Platform-specific background service management for ductor service ....

Dispatch model

ductor_bot/infra/service.py is the single dispatcher:

  • Linux -> service_linux.py
  • macOS -> service_macos.py
  • Windows -> service_windows.py

Every backend exposes the same surface:

  • is_service_available()
  • is_service_installed()
  • is_service_running()
  • install_service()
  • start_service()
  • stop_service()
  • uninstall_service()
  • print_service_status()
  • print_service_logs()

This keeps cli_commands/service.py platform-agnostic.

Common runtime behavior

  • onboarding offers service install whenever the active platform backend is available
  • stop_bot() stops the installed service before killing the current process tree, so the service manager does not immediately respawn it
  • restart semantics still come from the process exit code (42) and the surrounding backend policy
  • file logs live under ~/.ductor/logs/

Linux backend

Implementation: ductor_bot/infra/service_linux.py

Mechanism:

  • systemd user service
  • unit file: ~/.config/systemd/user/ductor.service
  • enable + start via systemctl --user

Service unit details:

  • ExecStart=<ductor binary>
  • Restart=on-failure
  • RestartSec=5
  • sets PATH, HOME, and DUCTOR_SUPERVISOR=1
  • WantedBy=default.target

Operational notes:

  • installer attempts sudo loginctl enable-linger <user> when linger is missing
  • without linger, the user service may stop after logout
  • ductor service logs follows journalctl --user -u ductor -f --no-hostname

macOS backend

Implementation: ductor_bot/infra/service_macos.py

Mechanism:

  • launchd Launch Agent
  • plist: ~/Library/LaunchAgents/dev.ductor.plist
  • loaded via launchctl load -w

Launch Agent details:

  • RunAtLoad=true
  • KeepAlive.SuccessfulExit=false so restart happens on crash, not clean exit
  • ThrottleInterval=10
  • ProcessType=Background
  • extends PATH with common system paths plus discovered NVM bin directories
  • sets HOME and DUCTOR_SUPERVISOR=1
  • stdout/stderr go to ~/.ductor/logs/service.log and service.err

Operational notes:

  • ductor service logs tails file logs from ~/.ductor/logs/ rather than using launchctl
  • status uses launchctl list dev.ductor

Windows backend

Implementation: ductor_bot/infra/service_windows.py

Mechanism:

  • Task Scheduler task named ductor
  • created through schtasks.exe with an XML definition

Task details:

  • starts 10 seconds after user logon
  • restart-on-failure enabled: 3 retries, 1 minute apart
  • runs with InteractiveToken and LeastPrivilege
  • prefers pythonw.exe -m ductor_bot for windowless execution
  • falls back to the ductor binary when pythonw.exe is unavailable

Operational notes:

  • some systems require an elevated terminal for task creation/removal; backend detects common access-denied variants and shows an admin hint panel
  • ductor service logs tails file logs from ~/.ductor/logs/
  • the backend writes a temporary XML file under ~/.ductor/ductor_task.xml during install and removes it after task creation

Why junior devs should care

If service behavior looks wrong, the first question is not "is the bot broken?" but "which backend owns this process?"

========================================

Task 1:
Per the ductor service management notes, which process exit code do restart semantics come from?
Task 2:
List each platform the ductor service dispatcher handles, together with the backend module it routes that platform to.
Task 3:
Continue the ductor service management notes from their final sentence.
These items have no connection to the text above.

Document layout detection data

========================================

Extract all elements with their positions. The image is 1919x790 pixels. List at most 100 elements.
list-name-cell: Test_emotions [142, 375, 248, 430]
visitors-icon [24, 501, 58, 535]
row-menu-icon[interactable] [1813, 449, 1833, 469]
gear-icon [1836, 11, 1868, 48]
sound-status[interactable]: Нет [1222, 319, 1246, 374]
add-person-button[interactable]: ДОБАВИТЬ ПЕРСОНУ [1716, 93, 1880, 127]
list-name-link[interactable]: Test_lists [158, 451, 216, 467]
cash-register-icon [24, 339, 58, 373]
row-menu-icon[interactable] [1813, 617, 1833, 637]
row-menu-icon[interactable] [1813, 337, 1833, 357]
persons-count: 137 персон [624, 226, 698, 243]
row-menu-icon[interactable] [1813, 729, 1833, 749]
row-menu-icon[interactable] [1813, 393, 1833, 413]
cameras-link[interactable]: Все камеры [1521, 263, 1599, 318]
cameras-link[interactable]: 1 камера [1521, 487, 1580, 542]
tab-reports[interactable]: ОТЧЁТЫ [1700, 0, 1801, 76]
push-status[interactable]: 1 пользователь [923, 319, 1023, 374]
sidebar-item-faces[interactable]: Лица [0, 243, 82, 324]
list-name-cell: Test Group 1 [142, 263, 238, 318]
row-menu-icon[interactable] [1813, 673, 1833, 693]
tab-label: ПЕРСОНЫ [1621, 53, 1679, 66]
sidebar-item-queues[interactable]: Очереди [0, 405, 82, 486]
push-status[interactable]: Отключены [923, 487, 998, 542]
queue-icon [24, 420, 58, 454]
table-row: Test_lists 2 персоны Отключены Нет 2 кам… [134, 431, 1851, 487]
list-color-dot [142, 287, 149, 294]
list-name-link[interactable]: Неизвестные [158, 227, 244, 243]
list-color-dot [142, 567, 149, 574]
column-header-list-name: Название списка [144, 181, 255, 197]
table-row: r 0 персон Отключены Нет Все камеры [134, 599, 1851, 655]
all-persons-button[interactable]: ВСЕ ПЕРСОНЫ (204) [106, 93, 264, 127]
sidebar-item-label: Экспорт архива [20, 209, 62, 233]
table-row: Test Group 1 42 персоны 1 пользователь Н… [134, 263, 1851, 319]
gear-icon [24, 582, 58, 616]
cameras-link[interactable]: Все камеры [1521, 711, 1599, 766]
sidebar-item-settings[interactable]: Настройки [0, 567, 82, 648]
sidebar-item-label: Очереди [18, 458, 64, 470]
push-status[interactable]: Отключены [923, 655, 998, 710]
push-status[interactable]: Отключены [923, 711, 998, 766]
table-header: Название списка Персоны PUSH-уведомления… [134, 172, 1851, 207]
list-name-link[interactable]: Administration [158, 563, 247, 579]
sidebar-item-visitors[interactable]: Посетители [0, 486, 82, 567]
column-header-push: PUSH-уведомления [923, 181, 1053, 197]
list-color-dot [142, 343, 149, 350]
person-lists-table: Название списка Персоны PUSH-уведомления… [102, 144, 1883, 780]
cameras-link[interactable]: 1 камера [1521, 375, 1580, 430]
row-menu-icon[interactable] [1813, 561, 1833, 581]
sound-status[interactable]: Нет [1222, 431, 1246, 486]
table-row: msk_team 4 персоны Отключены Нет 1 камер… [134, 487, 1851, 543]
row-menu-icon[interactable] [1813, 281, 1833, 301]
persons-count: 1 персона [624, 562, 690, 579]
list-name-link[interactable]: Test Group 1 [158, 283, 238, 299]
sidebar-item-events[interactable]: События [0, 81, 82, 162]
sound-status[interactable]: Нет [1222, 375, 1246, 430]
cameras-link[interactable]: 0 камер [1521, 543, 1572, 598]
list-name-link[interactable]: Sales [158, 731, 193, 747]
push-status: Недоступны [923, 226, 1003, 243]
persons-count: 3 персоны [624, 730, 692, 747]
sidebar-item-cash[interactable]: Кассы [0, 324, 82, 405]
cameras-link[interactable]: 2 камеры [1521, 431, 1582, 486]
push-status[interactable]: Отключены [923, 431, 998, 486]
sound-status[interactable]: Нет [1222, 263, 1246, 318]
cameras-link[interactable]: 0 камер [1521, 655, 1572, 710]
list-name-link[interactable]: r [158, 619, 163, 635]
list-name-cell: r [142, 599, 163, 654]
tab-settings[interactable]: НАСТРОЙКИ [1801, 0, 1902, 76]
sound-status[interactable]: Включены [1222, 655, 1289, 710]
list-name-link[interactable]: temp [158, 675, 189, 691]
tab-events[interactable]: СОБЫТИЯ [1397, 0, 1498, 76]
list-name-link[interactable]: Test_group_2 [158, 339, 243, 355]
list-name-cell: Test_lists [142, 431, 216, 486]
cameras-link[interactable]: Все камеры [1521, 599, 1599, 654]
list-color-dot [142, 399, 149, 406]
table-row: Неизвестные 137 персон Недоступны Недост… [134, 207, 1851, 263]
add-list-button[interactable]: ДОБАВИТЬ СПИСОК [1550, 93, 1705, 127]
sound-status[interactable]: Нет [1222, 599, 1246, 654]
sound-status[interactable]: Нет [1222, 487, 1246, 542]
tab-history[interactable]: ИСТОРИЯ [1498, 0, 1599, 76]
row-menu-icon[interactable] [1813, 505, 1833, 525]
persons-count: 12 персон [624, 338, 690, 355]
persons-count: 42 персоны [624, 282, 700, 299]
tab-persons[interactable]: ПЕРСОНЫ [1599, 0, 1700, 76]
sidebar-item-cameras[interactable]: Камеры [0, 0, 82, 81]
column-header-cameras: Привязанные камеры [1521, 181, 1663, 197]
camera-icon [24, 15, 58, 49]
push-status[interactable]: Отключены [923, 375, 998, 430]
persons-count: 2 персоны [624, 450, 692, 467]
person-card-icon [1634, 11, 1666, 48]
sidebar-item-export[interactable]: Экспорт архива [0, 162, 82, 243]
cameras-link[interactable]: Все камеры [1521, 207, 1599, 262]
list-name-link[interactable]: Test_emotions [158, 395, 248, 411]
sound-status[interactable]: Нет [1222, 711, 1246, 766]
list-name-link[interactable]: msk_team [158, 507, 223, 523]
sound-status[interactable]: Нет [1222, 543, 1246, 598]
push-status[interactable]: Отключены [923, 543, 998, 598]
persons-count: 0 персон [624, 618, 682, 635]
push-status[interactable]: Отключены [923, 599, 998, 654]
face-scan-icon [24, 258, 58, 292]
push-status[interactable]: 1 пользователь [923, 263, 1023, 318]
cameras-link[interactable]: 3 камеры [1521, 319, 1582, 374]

========================================

Expected answer 1:
Exit code 42.

Expected answer 2:
- Linux: service_linux.py
- macOS: service_macos.py
- Windows: service_windows.py

Expected answer 3:
  • Linux issues usually mean systemd user-service state or missing linger
  • macOS issues usually mean Launch Agent load state or PATH resolution
  • Windows issues usually mean Task Scheduler permissions or pythonw.exe resolution

For CLI routing see docs/modules/cli_commands.md. For low-level infra context see docs/modules/infra.md.